Given request ::
Gather every line holding the string "Buffer".

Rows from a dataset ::
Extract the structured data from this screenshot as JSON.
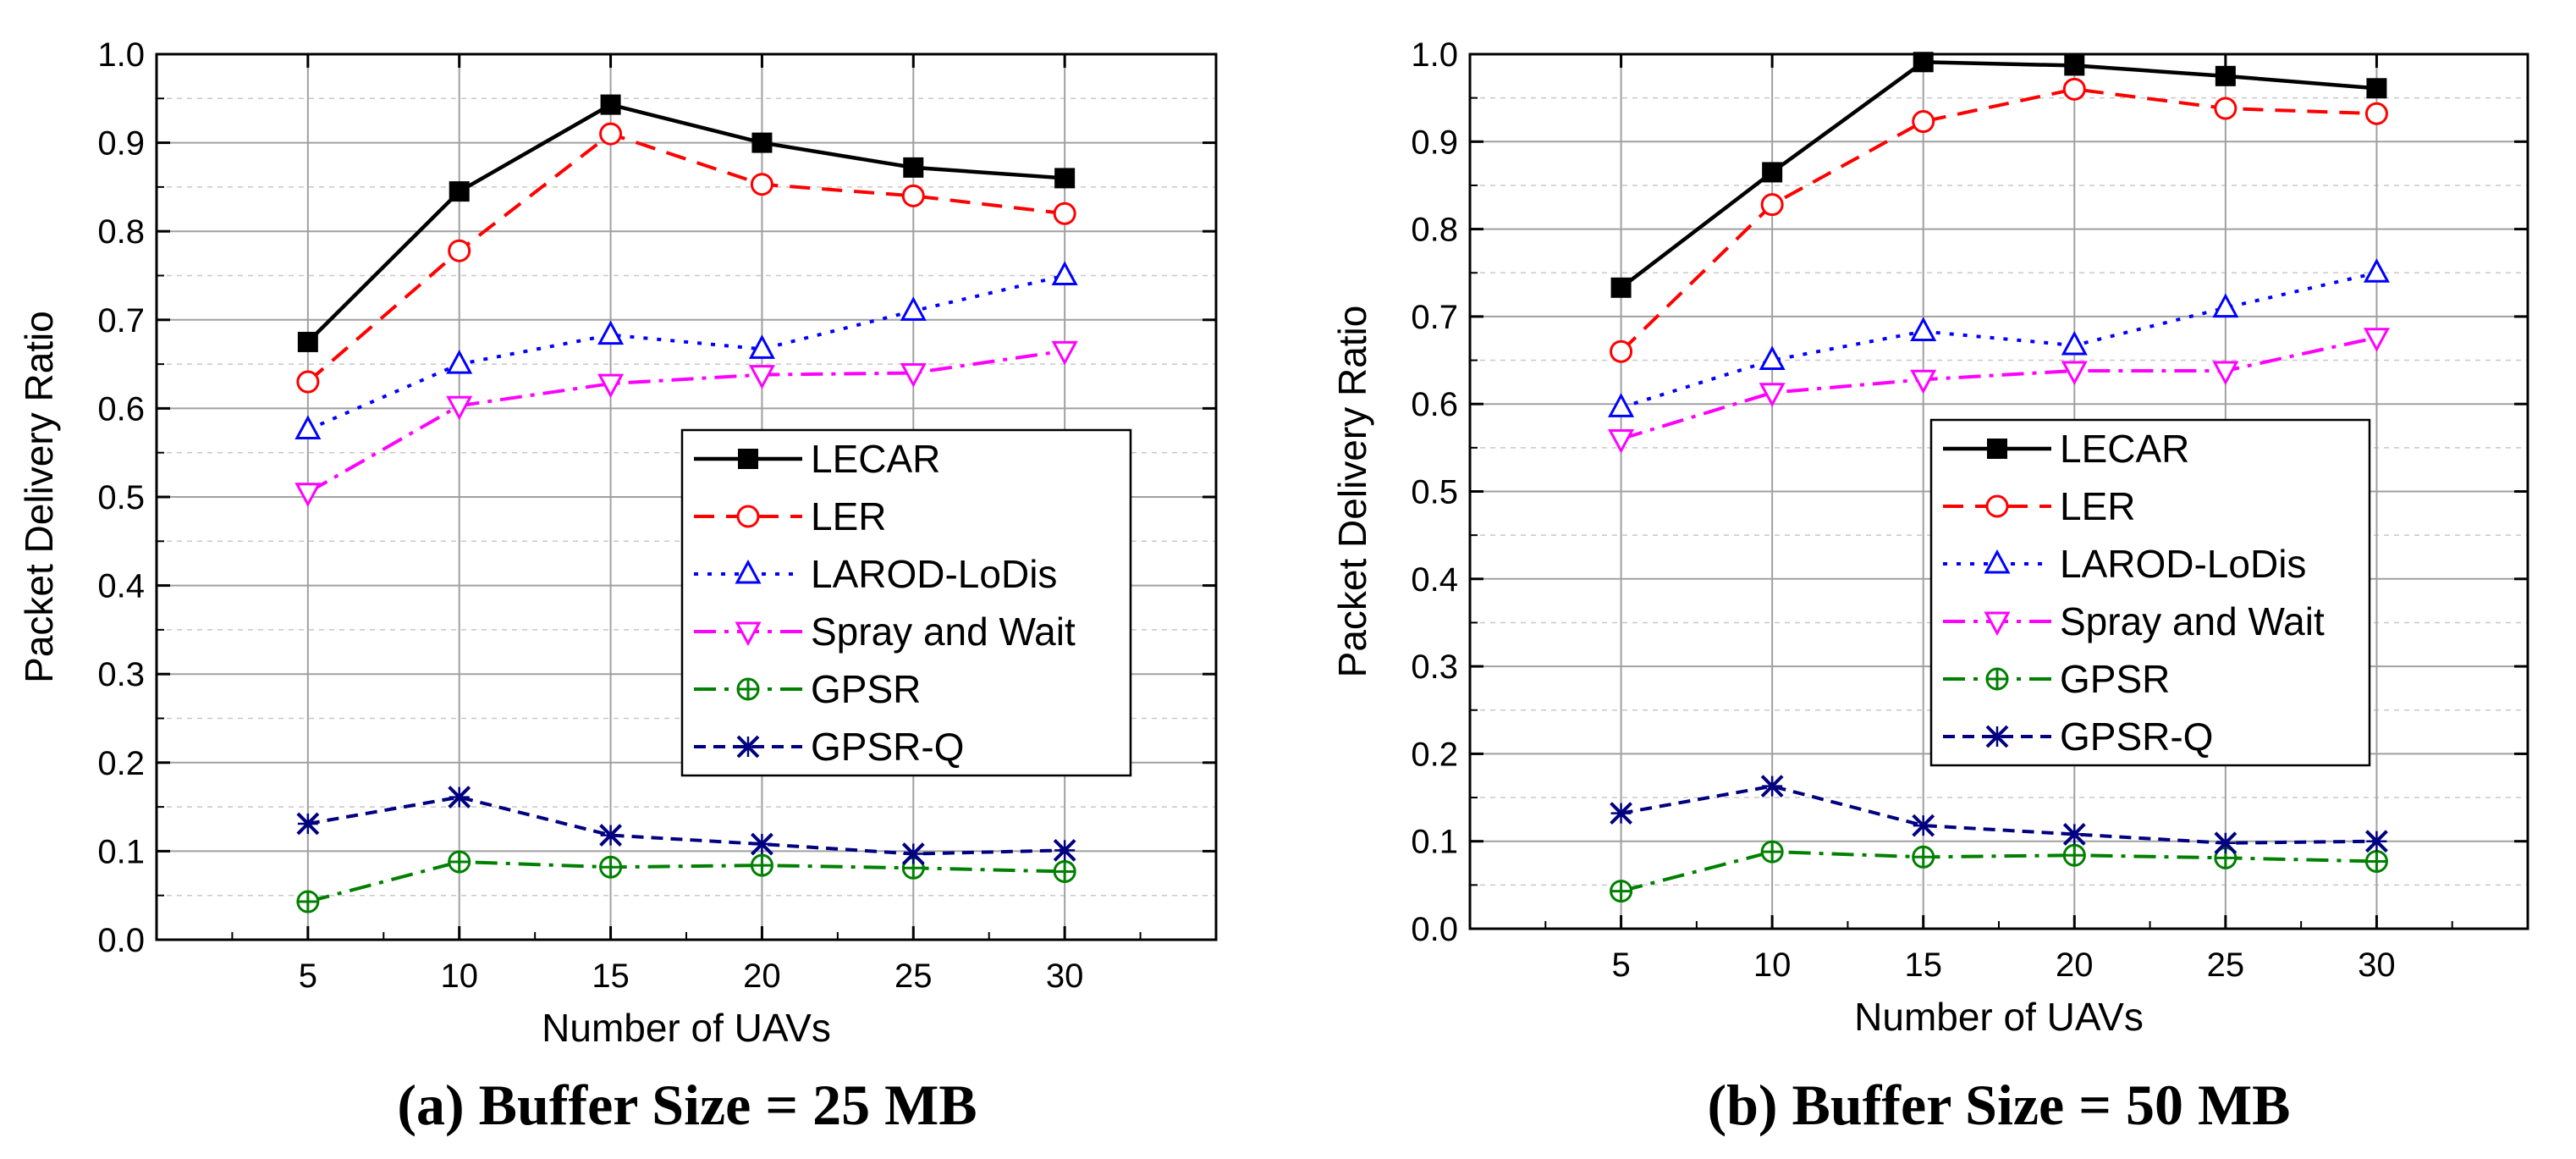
{
  "chart_data": [
    {
      "type": "line",
      "title": "",
      "caption": "(a) Buffer Size = 25 MB",
      "xlabel": "Number of UAVs",
      "ylabel": "Packet Delivery Ratio",
      "x": [
        5,
        10,
        15,
        20,
        25,
        30
      ],
      "xticks": [
        "5",
        "10",
        "15",
        "20",
        "25",
        "30"
      ],
      "xlim": [
        0,
        35
      ],
      "ylim": [
        0,
        1.0
      ],
      "yticks": [
        "0.0",
        "0.1",
        "0.2",
        "0.3",
        "0.4",
        "0.5",
        "0.6",
        "0.7",
        "0.8",
        "0.9",
        "1.0"
      ],
      "grid": true,
      "legend_position": "center-right",
      "series": [
        {
          "name": "LECAR",
          "values": [
            0.675,
            0.845,
            0.943,
            0.9,
            0.872,
            0.86
          ]
        },
        {
          "name": "LER",
          "values": [
            0.63,
            0.778,
            0.91,
            0.853,
            0.84,
            0.82
          ]
        },
        {
          "name": "LAROD-LoDis",
          "values": [
            0.576,
            0.65,
            0.683,
            0.667,
            0.71,
            0.75
          ]
        },
        {
          "name": "Spray and Wait",
          "values": [
            0.505,
            0.603,
            0.628,
            0.638,
            0.64,
            0.665
          ]
        },
        {
          "name": "GPSR",
          "values": [
            0.043,
            0.088,
            0.082,
            0.084,
            0.081,
            0.077
          ]
        },
        {
          "name": "GPSR-Q",
          "values": [
            0.131,
            0.161,
            0.118,
            0.108,
            0.097,
            0.101
          ]
        }
      ]
    },
    {
      "type": "line",
      "title": "",
      "caption": "(b) Buffer Size = 50 MB",
      "xlabel": "Number of UAVs",
      "ylabel": "Packet Delivery Ratio",
      "x": [
        5,
        10,
        15,
        20,
        25,
        30
      ],
      "xticks": [
        "5",
        "10",
        "15",
        "20",
        "25",
        "30"
      ],
      "xlim": [
        0,
        35
      ],
      "ylim": [
        0,
        1.0
      ],
      "yticks": [
        "0.0",
        "0.1",
        "0.2",
        "0.3",
        "0.4",
        "0.5",
        "0.6",
        "0.7",
        "0.8",
        "0.9",
        "1.0"
      ],
      "grid": true,
      "legend_position": "center-right",
      "series": [
        {
          "name": "LECAR",
          "values": [
            0.733,
            0.865,
            0.991,
            0.987,
            0.975,
            0.961
          ]
        },
        {
          "name": "LER",
          "values": [
            0.66,
            0.828,
            0.923,
            0.96,
            0.938,
            0.932
          ]
        },
        {
          "name": "LAROD-LoDis",
          "values": [
            0.596,
            0.65,
            0.683,
            0.667,
            0.71,
            0.75
          ]
        },
        {
          "name": "Spray and Wait",
          "values": [
            0.56,
            0.613,
            0.628,
            0.638,
            0.638,
            0.676
          ]
        },
        {
          "name": "GPSR",
          "values": [
            0.043,
            0.088,
            0.082,
            0.084,
            0.081,
            0.077
          ]
        },
        {
          "name": "GPSR-Q",
          "values": [
            0.132,
            0.163,
            0.118,
            0.108,
            0.098,
            0.1
          ]
        }
      ]
    }
  ],
  "series_styles": [
    {
      "color": "#000000",
      "marker": "square-filled",
      "dash": "solid"
    },
    {
      "color": "#ff0000",
      "marker": "circle-open",
      "dash": "dash"
    },
    {
      "color": "#0000ff",
      "marker": "triangle-up-open",
      "dash": "dot"
    },
    {
      "color": "#ff00ff",
      "marker": "triangle-down-open",
      "dash": "dashdot"
    },
    {
      "color": "#008000",
      "marker": "circle-cross",
      "dash": "dashdot"
    },
    {
      "color": "#000080",
      "marker": "x-star",
      "dash": "shortdash"
    }
  ]
}
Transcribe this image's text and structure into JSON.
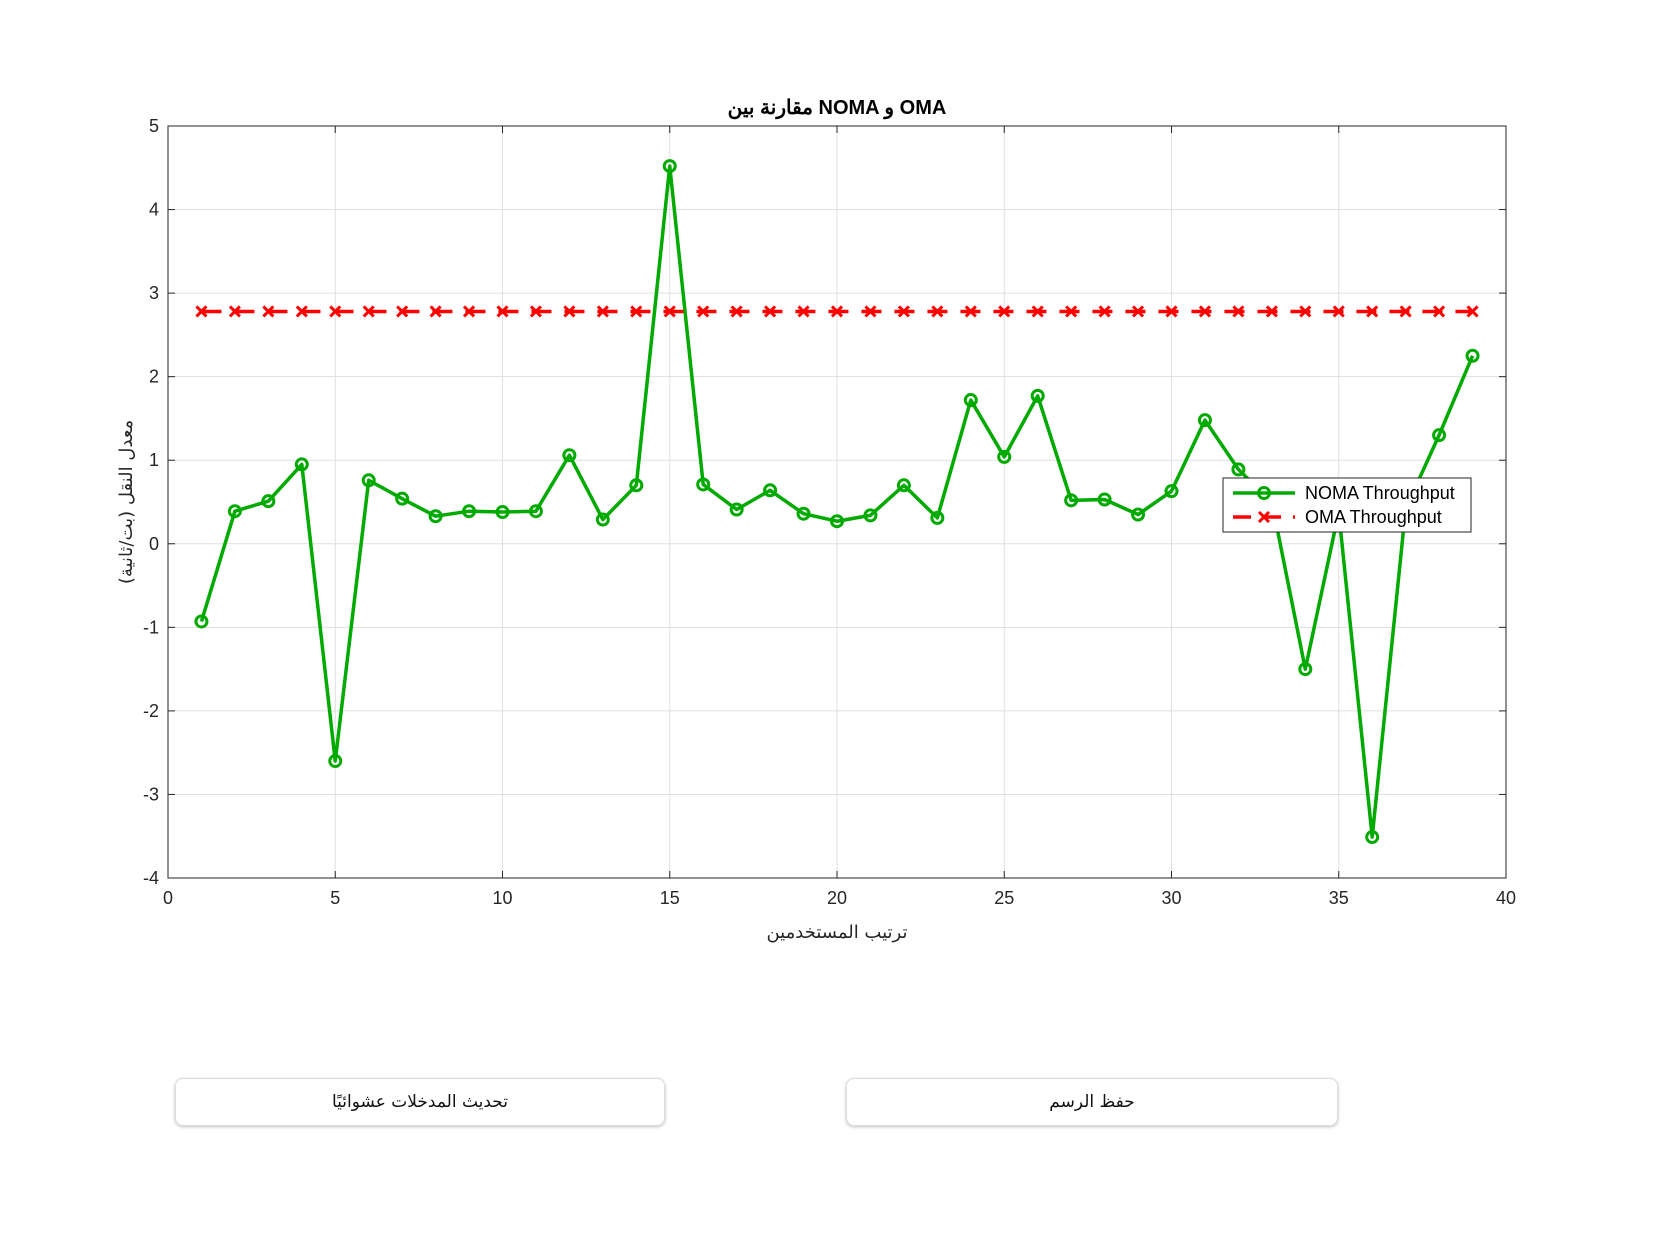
{
  "chart_data": {
    "type": "line",
    "title": "مقارنة بين NOMA و OMA",
    "xlabel": "ترتيب المستخدمين",
    "ylabel": "معدل النقل (بت/ثانية)",
    "xlim": [
      0,
      40
    ],
    "ylim": [
      -4,
      5
    ],
    "xticks": [
      0,
      5,
      10,
      15,
      20,
      25,
      30,
      35,
      40
    ],
    "yticks": [
      -4,
      -3,
      -2,
      -1,
      0,
      1,
      2,
      3,
      4,
      5
    ],
    "grid": true,
    "legend_position": "right",
    "x": [
      1,
      2,
      3,
      4,
      5,
      6,
      7,
      8,
      9,
      10,
      11,
      12,
      13,
      14,
      15,
      16,
      17,
      18,
      19,
      20,
      21,
      22,
      23,
      24,
      25,
      26,
      27,
      28,
      29,
      30,
      31,
      32,
      33,
      34,
      35,
      36,
      37,
      38,
      39
    ],
    "series": [
      {
        "name": "NOMA Throughput",
        "color": "#00aa00",
        "marker": "circle",
        "linestyle": "solid",
        "values": [
          -0.93,
          0.39,
          0.51,
          0.95,
          -2.6,
          0.76,
          0.54,
          0.33,
          0.39,
          0.38,
          0.39,
          1.06,
          0.29,
          0.7,
          4.52,
          0.71,
          0.41,
          0.64,
          0.36,
          0.27,
          0.34,
          0.7,
          0.31,
          1.72,
          1.04,
          1.77,
          0.52,
          0.53,
          0.35,
          0.63,
          1.48,
          0.89,
          0.5,
          -1.5,
          0.38,
          -3.51,
          0.42,
          1.3,
          2.25
        ]
      },
      {
        "name": "OMA Throughput",
        "color": "#ff0000",
        "marker": "x",
        "linestyle": "dashed",
        "values": [
          2.78,
          2.78,
          2.78,
          2.78,
          2.78,
          2.78,
          2.78,
          2.78,
          2.78,
          2.78,
          2.78,
          2.78,
          2.78,
          2.78,
          2.78,
          2.78,
          2.78,
          2.78,
          2.78,
          2.78,
          2.78,
          2.78,
          2.78,
          2.78,
          2.78,
          2.78,
          2.78,
          2.78,
          2.78,
          2.78,
          2.78,
          2.78,
          2.78,
          2.78,
          2.78,
          2.78,
          2.78,
          2.78,
          2.78
        ]
      }
    ]
  },
  "buttons": {
    "randomize_label": "تحديث المدخلات عشوائيًا",
    "save_label": "حفظ الرسم"
  }
}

Worked answer ::
      "caption": "(a) Buffer Size = 25 MB",
      "caption": "(b) Buffer Size = 50 MB",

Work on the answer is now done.